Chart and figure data

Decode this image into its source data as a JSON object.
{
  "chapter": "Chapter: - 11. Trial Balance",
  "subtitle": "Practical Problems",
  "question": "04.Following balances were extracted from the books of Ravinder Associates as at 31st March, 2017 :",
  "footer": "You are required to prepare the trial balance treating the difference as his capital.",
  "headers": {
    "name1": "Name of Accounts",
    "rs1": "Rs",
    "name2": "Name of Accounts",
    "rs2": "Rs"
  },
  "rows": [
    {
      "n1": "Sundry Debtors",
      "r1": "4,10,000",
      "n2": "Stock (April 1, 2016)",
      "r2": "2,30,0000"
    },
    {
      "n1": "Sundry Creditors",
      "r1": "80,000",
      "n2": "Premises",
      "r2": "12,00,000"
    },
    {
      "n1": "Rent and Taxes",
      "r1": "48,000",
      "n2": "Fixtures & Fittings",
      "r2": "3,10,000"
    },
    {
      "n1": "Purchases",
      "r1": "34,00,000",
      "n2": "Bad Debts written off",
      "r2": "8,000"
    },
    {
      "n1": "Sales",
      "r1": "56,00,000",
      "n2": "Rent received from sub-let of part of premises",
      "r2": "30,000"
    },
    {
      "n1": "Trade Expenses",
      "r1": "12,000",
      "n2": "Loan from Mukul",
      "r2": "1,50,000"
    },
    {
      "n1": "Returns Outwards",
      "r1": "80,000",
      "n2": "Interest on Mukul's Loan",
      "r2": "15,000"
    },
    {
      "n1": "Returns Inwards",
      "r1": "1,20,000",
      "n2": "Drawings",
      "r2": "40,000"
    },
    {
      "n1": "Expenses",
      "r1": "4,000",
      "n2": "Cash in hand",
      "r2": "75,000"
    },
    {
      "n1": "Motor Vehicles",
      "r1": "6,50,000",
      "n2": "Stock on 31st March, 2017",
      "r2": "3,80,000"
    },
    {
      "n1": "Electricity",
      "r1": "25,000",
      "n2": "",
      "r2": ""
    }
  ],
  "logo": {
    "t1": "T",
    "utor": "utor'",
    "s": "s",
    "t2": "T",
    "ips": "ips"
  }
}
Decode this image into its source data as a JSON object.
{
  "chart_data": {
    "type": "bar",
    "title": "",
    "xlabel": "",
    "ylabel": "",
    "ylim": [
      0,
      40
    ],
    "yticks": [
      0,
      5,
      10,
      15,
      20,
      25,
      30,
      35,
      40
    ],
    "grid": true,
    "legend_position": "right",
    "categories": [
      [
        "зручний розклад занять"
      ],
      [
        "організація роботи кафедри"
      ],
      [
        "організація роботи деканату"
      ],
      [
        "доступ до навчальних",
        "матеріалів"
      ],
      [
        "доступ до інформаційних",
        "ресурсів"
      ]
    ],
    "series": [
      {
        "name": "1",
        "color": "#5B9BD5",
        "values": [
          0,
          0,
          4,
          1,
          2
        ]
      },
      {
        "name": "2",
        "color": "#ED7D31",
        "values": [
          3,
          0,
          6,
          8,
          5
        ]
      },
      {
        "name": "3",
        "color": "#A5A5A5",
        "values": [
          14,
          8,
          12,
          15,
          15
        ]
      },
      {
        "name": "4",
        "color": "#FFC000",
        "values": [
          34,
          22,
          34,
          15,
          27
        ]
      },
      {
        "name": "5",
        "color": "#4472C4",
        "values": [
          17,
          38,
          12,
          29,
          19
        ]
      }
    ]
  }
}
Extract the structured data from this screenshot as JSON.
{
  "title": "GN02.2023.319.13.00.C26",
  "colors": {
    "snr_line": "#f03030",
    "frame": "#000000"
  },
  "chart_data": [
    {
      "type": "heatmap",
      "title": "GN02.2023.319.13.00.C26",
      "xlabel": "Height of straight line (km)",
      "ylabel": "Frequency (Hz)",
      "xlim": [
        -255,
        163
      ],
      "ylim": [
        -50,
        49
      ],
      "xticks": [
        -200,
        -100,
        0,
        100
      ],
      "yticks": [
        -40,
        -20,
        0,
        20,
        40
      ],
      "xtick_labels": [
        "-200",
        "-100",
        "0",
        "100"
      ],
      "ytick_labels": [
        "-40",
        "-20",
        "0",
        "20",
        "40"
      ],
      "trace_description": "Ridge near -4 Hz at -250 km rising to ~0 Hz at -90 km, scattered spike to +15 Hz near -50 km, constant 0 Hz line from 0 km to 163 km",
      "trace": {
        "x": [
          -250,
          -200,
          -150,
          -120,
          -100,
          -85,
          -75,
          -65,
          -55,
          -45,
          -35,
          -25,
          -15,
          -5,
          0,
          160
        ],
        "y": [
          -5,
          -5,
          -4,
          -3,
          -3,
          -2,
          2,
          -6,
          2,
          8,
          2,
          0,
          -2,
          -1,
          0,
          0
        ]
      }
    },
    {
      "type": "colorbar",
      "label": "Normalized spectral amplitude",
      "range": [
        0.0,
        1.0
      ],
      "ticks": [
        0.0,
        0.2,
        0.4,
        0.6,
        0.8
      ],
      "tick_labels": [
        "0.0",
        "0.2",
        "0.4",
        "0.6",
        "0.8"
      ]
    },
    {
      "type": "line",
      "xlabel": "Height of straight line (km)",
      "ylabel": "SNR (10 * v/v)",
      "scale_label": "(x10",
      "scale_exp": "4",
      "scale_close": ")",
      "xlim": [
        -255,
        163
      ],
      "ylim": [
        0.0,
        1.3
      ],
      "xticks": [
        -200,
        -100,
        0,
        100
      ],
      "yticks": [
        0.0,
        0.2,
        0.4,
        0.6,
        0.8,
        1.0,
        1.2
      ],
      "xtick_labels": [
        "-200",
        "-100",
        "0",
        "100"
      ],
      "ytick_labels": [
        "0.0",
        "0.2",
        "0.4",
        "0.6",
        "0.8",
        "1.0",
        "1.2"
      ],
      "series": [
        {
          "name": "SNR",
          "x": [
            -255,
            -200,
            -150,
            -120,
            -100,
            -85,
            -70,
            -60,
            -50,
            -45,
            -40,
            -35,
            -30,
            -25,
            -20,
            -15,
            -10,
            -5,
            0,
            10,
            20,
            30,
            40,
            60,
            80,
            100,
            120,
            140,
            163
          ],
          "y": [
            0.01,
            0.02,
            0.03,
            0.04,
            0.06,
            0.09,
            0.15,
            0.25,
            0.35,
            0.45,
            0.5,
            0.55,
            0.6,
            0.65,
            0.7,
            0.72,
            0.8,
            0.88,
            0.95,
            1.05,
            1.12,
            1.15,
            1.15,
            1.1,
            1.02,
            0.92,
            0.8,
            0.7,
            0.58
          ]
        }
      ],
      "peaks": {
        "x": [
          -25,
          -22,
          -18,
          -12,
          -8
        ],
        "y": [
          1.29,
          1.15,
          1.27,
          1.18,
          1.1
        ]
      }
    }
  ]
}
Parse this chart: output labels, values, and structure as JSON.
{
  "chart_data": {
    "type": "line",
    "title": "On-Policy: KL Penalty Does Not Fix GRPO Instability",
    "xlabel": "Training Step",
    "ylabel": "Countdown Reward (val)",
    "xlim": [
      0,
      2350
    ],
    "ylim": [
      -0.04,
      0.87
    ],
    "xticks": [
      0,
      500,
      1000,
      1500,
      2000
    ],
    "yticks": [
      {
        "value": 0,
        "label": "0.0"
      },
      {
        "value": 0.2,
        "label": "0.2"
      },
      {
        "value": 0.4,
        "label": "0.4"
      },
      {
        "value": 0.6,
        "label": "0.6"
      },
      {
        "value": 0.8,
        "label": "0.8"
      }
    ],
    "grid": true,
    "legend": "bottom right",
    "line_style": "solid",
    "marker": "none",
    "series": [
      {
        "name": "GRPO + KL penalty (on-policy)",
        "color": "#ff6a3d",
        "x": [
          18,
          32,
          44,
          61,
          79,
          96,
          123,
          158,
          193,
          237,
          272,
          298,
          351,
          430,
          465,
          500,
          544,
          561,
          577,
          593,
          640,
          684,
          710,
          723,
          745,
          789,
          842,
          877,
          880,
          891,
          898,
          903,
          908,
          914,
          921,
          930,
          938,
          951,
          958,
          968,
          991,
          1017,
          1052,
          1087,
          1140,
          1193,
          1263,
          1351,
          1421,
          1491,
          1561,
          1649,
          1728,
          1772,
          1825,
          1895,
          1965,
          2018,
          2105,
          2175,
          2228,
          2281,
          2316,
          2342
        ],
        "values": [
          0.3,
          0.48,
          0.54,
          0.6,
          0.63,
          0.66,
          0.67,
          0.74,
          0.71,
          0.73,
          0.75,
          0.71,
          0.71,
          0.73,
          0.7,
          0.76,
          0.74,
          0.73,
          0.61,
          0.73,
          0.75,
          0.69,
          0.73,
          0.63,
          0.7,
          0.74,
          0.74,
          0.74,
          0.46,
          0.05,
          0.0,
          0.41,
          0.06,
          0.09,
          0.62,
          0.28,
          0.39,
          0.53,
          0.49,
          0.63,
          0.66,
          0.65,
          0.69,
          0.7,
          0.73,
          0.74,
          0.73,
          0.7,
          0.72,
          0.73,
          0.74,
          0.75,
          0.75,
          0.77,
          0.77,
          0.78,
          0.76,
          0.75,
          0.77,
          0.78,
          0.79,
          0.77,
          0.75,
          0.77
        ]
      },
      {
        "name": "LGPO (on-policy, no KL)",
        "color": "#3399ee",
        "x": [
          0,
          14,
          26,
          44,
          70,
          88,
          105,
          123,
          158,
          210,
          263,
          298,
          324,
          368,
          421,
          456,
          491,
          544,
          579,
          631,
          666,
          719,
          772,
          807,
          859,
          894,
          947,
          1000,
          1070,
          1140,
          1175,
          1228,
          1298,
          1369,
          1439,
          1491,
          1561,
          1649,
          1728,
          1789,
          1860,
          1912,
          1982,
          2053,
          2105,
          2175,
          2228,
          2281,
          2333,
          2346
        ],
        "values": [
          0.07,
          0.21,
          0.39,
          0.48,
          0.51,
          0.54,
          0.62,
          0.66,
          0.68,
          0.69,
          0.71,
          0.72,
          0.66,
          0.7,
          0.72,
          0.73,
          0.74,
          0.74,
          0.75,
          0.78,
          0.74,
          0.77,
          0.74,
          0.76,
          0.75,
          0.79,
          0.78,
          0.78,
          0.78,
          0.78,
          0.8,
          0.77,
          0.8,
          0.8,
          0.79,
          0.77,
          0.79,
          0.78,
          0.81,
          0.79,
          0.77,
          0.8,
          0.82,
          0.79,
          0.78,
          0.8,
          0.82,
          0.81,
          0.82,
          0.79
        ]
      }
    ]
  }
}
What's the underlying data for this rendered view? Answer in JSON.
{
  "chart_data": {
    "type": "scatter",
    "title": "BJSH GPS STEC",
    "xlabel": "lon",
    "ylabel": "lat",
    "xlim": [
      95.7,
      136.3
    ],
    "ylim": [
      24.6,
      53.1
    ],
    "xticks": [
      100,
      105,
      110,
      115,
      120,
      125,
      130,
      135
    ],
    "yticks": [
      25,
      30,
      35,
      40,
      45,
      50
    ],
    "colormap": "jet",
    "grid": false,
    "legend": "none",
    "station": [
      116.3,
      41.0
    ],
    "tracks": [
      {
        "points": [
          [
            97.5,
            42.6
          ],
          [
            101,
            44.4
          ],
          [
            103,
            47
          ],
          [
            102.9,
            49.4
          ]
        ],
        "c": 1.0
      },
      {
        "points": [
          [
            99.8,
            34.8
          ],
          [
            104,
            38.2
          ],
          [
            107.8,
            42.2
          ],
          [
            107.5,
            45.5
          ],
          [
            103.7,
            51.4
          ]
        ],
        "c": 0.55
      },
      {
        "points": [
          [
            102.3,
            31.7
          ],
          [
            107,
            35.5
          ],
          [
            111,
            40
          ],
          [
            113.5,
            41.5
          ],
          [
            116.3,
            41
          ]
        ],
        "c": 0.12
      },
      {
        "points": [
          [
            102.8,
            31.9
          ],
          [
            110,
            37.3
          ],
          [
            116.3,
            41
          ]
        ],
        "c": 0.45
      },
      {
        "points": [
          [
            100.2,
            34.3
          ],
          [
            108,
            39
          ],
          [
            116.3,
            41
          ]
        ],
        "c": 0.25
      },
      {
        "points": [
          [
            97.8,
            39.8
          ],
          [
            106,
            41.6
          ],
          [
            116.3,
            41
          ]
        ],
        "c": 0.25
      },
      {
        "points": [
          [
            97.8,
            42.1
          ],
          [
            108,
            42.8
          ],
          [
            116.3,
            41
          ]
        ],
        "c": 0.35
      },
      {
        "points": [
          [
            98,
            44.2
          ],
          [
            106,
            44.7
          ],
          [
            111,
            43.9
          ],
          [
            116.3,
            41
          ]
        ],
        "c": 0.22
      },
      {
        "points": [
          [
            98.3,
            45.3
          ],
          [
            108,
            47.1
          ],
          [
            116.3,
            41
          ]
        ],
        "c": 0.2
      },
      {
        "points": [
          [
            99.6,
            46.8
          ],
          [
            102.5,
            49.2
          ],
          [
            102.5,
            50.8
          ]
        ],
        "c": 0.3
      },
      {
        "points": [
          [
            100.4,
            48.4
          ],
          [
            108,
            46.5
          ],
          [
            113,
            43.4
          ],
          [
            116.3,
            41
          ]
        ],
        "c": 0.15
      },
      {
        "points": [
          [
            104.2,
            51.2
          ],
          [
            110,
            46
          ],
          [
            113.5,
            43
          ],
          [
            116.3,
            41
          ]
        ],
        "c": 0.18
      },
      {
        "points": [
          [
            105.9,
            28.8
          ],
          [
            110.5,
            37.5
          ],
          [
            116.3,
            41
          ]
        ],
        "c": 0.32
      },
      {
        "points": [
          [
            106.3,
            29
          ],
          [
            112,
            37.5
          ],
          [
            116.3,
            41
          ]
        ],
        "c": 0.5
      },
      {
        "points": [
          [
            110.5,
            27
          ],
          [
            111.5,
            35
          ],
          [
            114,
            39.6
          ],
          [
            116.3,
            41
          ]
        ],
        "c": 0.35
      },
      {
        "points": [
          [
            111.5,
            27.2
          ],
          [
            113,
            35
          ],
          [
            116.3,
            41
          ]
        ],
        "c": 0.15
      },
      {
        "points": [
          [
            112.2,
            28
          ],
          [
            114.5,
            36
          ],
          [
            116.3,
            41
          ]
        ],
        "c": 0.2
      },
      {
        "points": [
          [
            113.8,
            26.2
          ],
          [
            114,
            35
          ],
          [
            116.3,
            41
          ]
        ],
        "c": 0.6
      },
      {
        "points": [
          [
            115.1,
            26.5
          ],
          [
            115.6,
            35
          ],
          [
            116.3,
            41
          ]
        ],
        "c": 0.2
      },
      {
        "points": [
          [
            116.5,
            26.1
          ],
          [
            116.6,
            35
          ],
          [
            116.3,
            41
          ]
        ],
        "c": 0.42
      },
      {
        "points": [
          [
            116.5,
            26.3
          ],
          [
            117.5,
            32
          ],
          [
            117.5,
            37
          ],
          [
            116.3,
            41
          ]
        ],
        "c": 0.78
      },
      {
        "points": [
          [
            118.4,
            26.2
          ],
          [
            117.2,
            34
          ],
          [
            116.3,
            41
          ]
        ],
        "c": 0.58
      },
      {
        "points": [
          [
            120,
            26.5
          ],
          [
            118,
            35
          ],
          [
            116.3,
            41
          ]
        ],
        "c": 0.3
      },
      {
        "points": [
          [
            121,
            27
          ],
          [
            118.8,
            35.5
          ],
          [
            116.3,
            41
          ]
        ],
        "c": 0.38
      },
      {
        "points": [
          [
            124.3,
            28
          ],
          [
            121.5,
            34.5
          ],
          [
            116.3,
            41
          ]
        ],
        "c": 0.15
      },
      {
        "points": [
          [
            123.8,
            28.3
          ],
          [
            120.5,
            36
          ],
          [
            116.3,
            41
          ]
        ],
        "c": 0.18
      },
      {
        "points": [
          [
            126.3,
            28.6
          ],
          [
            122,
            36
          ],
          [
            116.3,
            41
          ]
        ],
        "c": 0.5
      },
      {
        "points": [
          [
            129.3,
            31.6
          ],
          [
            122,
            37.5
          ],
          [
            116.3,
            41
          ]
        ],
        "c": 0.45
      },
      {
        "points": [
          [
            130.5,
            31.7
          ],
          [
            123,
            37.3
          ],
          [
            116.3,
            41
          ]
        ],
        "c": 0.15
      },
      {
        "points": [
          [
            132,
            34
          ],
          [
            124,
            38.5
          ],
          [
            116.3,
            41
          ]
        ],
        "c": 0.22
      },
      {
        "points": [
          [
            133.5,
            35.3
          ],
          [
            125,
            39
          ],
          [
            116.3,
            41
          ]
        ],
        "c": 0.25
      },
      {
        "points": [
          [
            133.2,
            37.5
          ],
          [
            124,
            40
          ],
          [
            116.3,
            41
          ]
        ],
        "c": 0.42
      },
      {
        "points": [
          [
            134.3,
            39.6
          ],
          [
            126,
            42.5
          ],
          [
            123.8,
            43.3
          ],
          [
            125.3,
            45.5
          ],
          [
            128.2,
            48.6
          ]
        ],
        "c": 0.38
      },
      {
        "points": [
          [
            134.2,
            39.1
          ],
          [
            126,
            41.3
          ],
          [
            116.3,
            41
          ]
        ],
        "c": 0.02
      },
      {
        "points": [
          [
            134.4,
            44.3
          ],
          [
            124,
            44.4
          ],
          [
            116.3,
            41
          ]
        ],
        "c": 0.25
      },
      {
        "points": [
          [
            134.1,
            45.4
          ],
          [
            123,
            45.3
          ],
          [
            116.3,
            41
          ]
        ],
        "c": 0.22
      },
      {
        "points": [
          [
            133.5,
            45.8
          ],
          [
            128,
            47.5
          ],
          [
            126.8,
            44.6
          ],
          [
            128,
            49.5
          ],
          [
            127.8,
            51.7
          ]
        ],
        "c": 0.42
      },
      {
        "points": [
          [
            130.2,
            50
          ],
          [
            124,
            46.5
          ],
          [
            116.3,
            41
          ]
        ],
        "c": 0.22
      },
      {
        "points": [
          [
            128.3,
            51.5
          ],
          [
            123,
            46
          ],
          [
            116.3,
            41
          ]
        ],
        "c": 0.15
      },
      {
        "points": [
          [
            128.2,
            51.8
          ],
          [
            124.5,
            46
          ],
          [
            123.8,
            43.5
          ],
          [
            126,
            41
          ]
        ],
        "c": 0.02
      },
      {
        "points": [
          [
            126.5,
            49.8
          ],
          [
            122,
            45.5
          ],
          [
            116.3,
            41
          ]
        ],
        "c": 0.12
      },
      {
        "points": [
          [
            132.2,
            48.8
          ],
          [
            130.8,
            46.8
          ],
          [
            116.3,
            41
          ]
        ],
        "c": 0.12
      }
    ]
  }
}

• _Written instruction_:
Go over the entries above and say how many lines hold the string "ylabel", with no other text.

• _Exercise answer_:
5